Copy the data that follows, character for character, minus the pictures.
═══ EXTRACTED ENTRIES
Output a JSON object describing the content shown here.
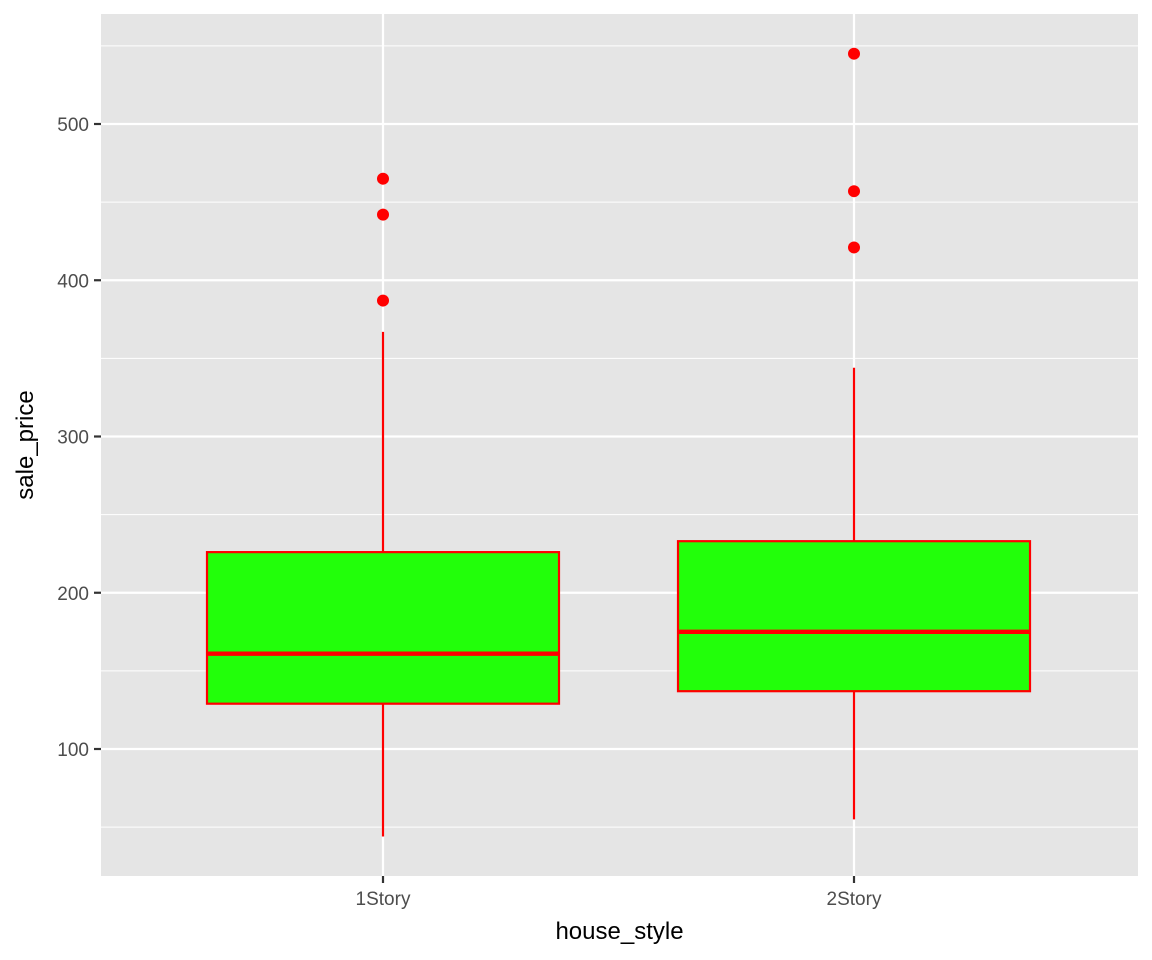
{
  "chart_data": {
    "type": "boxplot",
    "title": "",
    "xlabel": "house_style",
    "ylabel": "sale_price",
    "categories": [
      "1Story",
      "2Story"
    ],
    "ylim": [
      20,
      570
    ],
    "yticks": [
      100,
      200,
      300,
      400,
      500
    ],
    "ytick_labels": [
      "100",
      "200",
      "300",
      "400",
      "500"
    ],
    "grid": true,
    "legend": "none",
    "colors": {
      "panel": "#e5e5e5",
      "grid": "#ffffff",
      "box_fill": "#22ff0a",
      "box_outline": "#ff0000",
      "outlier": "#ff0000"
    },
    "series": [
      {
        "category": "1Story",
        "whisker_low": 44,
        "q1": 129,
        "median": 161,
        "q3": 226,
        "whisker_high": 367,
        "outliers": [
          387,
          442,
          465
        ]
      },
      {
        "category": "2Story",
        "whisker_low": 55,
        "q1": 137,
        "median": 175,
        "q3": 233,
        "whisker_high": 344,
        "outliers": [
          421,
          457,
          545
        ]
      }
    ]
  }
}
══════
SOLUTION TO THIS PROBLEM:
Output a JSON object describing the content shown here.
{
  "chart_data": {
    "type": "boxplot",
    "title": "",
    "xlabel": "house_style",
    "ylabel": "sale_price",
    "categories": [
      "1Story",
      "2Story"
    ],
    "ylim": [
      20,
      570
    ],
    "yticks": [
      100,
      200,
      300,
      400,
      500
    ],
    "ytick_labels": [
      "100",
      "200",
      "300",
      "400",
      "500"
    ],
    "grid": true,
    "legend": "none",
    "colors": {
      "panel": "#e5e5e5",
      "grid": "#ffffff",
      "box_fill": "#22ff0a",
      "box_outline": "#ff0000",
      "outlier": "#ff0000"
    },
    "series": [
      {
        "category": "1Story",
        "whisker_low": 44,
        "q1": 129,
        "median": 161,
        "q3": 226,
        "whisker_high": 367,
        "outliers": [
          387,
          442,
          465
        ]
      },
      {
        "category": "2Story",
        "whisker_low": 55,
        "q1": 137,
        "median": 175,
        "q3": 233,
        "whisker_high": 344,
        "outliers": [
          421,
          457,
          545
        ]
      }
    ]
  }
}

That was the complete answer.